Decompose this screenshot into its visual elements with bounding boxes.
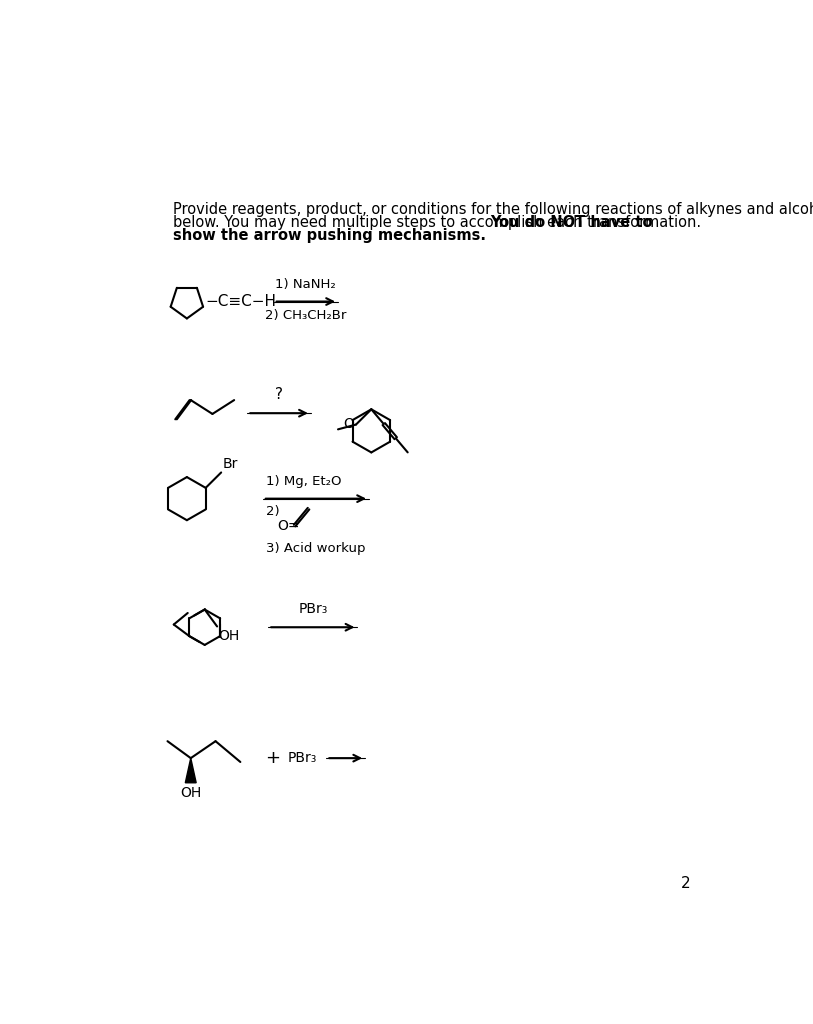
Text: 1) NaNH₂: 1) NaNH₂ xyxy=(276,278,337,291)
Text: show the arrow pushing mechanisms.: show the arrow pushing mechanisms. xyxy=(173,228,486,244)
Text: PBr₃: PBr₃ xyxy=(288,752,317,765)
Text: O: O xyxy=(343,417,354,431)
Text: 2): 2) xyxy=(266,505,280,518)
Text: O=: O= xyxy=(276,519,299,532)
Text: 2: 2 xyxy=(681,877,690,891)
Text: OH: OH xyxy=(180,785,202,800)
Text: Br: Br xyxy=(223,457,238,471)
Text: 3) Acid workup: 3) Acid workup xyxy=(266,542,365,555)
Text: 2) CH₃CH₂Br: 2) CH₃CH₂Br xyxy=(265,309,346,323)
Text: below. You may need multiple steps to accomplish each transformation.: below. You may need multiple steps to ac… xyxy=(173,215,706,230)
Text: PBr₃: PBr₃ xyxy=(298,602,328,616)
Text: 1) Mg, Et₂O: 1) Mg, Et₂O xyxy=(266,475,341,487)
Text: Provide reagents, product, or conditions for the following reactions of alkynes : Provide reagents, product, or conditions… xyxy=(173,202,813,217)
Text: OH: OH xyxy=(219,629,240,643)
Text: −C≡C−H: −C≡C−H xyxy=(206,294,276,309)
Text: ?: ? xyxy=(275,387,283,402)
Text: You do NOT have to: You do NOT have to xyxy=(490,215,653,230)
Polygon shape xyxy=(185,758,196,782)
Text: +: + xyxy=(264,750,280,767)
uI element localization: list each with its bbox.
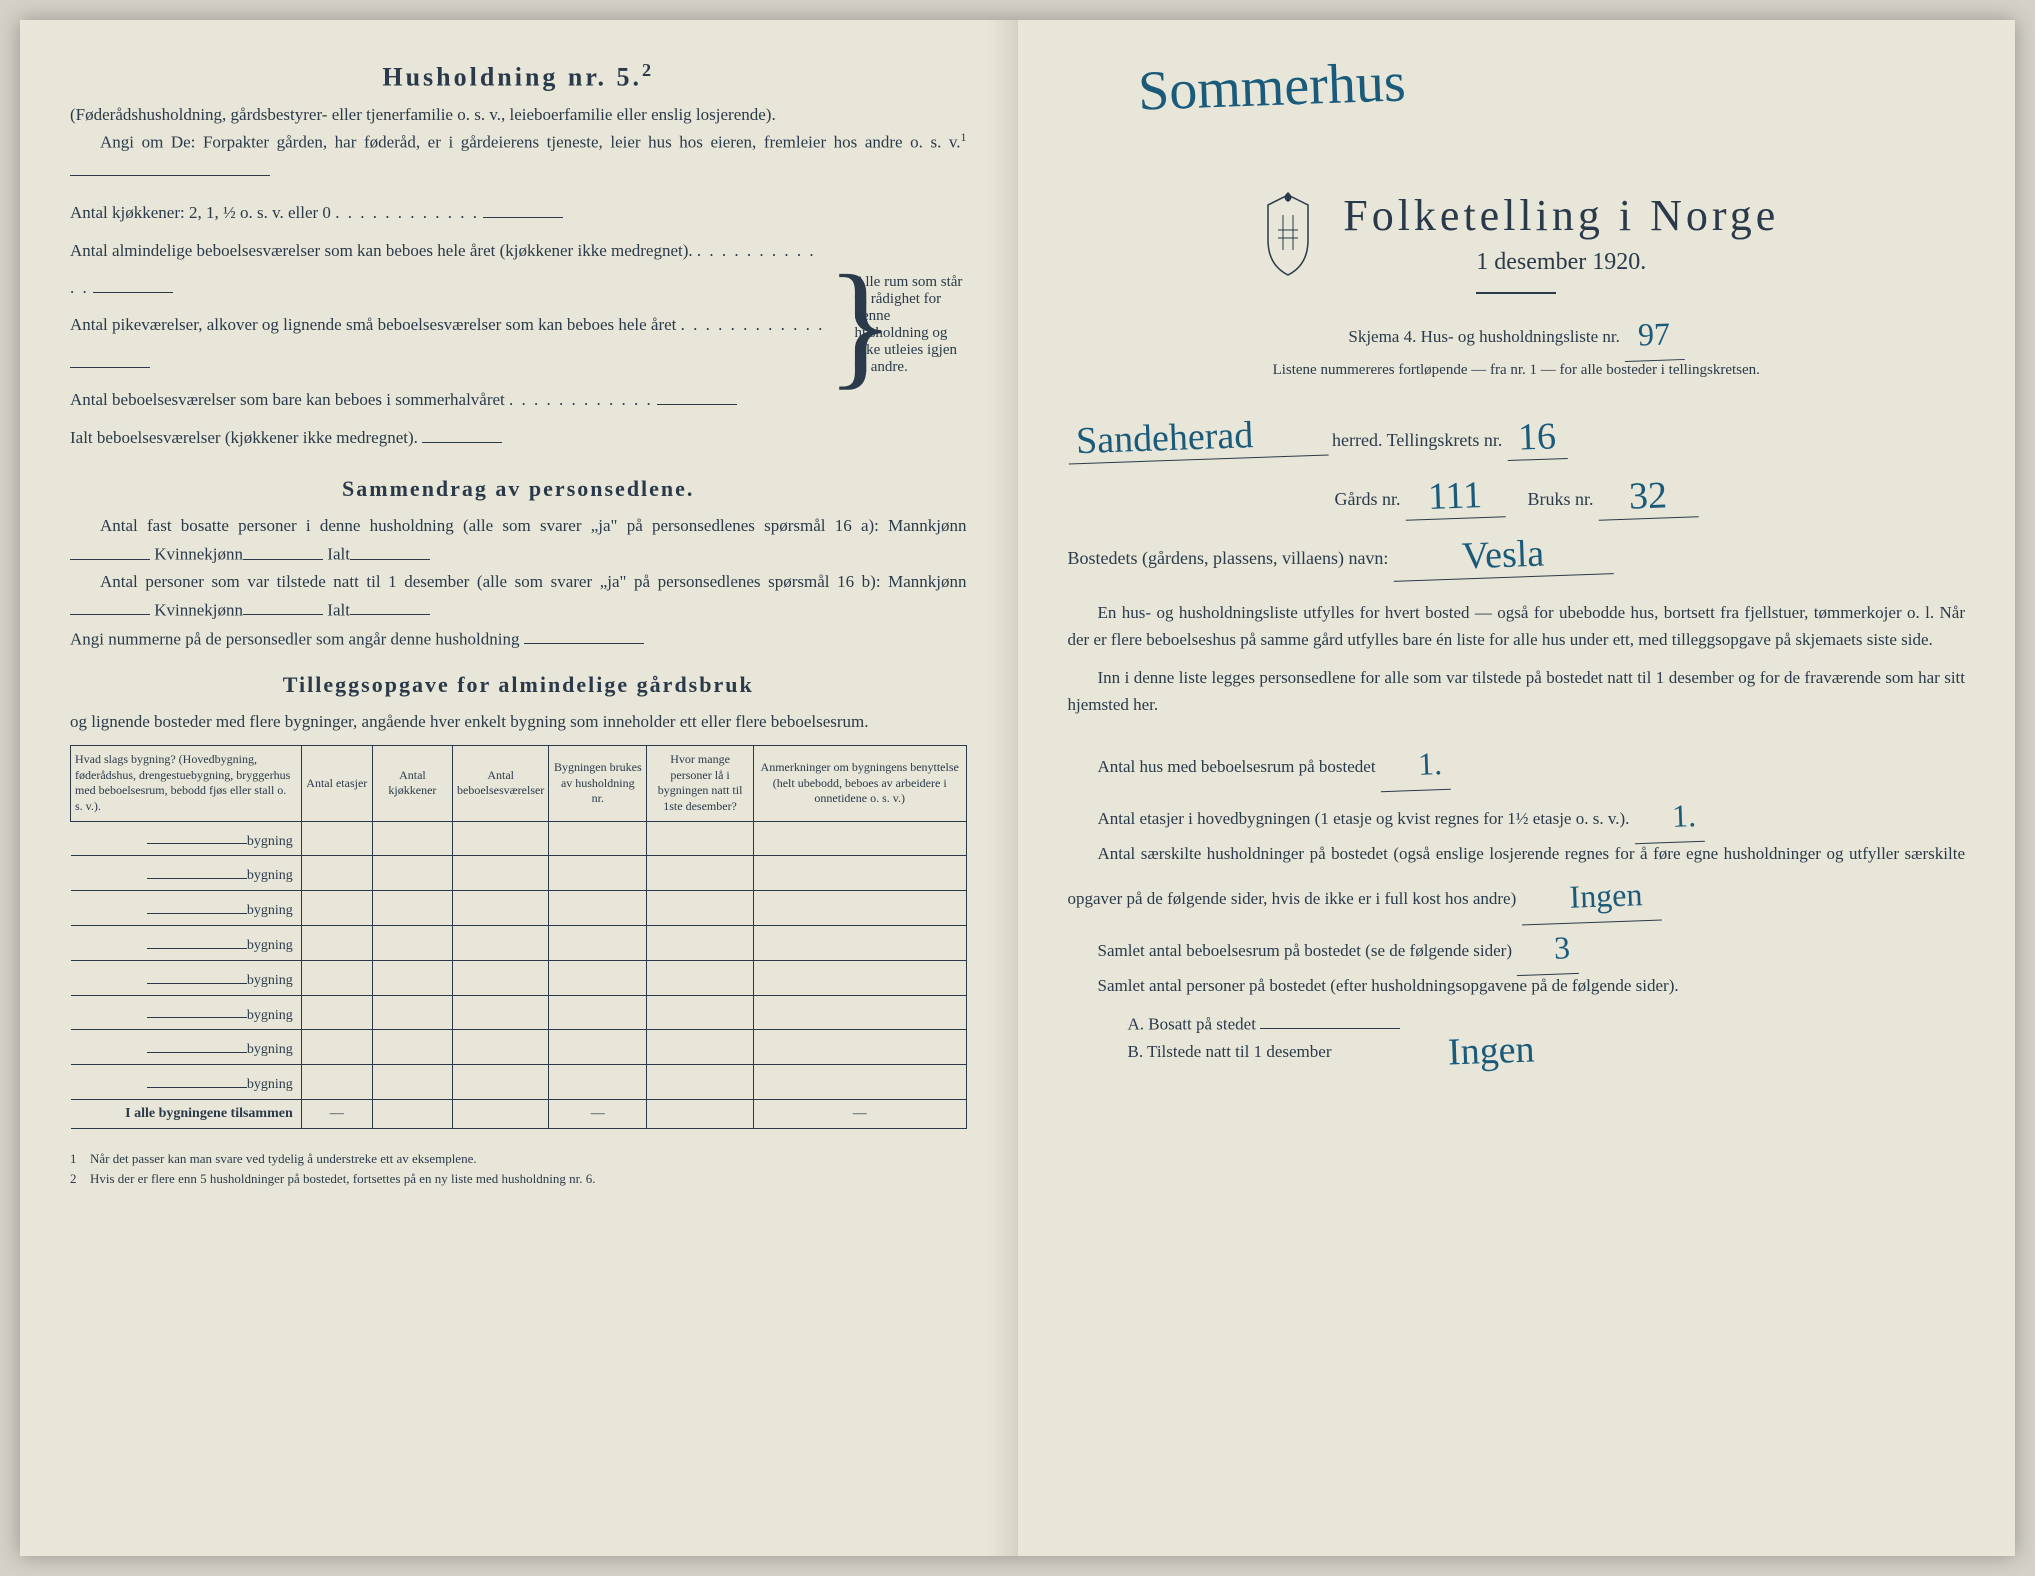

☆ ☆ ☆ ☆ ☆

WORK TO BE COMPLETED
Convert the entry lines from the one containing "Text: 1) NaNH₂: 1)" through the one containing "Text: OH: OH xyxy=(219,629,240,643)" into a Markdown table. Use the columns Row and Entry line, number each line in order, and leave out any blank lines.

ANSWER TO THE EXERCISE
| Row | Entry line |
|---|---|
| 1 | Text: 1) NaNH₂: 1) NaNH₂ xyxy=(276,278,337,291) |
| 2 | Text: show the arrow pushing mechanisms.: show the arrow pushing mechanisms. xyxy=(173,228,486,244) |
| 3 | Text: PBr₃: PBr₃ xyxy=(288,752,317,765) |
| 4 | Text: O: O xyxy=(343,417,354,431) |
| 5 | Text: 2): 2) xyxy=(266,505,280,518) |
| 6 | Text: O=: O= xyxy=(276,519,299,532) |
| 7 | Text: 2: 2 xyxy=(681,877,690,891) |
| 8 | Text: OH: OH xyxy=(180,785,202,800) |
| 9 | Text: Br: Br xyxy=(223,457,238,471) |
| 10 | Text: 3) Acid workup: 3) Acid workup xyxy=(266,542,365,555) |
| 11 | Text: 2) CH₃CH₂Br: 2) CH₃CH₂Br xyxy=(265,309,346,323) |
| 12 | Text: below. You may need multiple steps to accomplish each transformation.: below. You may need multiple steps to ac… xyxy=(173,215,706,230) |
| 13 | Text: PBr₃: PBr₃ xyxy=(298,602,328,616) |
| 14 | Text: 1) Mg, Et₂O: 1) Mg, Et₂O xyxy=(266,475,341,487) |
| 15 | Text: Provide reagents, product, or conditions for the following reactions of alkynes : Provide reagents, product, or conditions… xyxy=(173,202,813,217) |
| 16 | Text: OH: OH xyxy=(219,629,240,643) |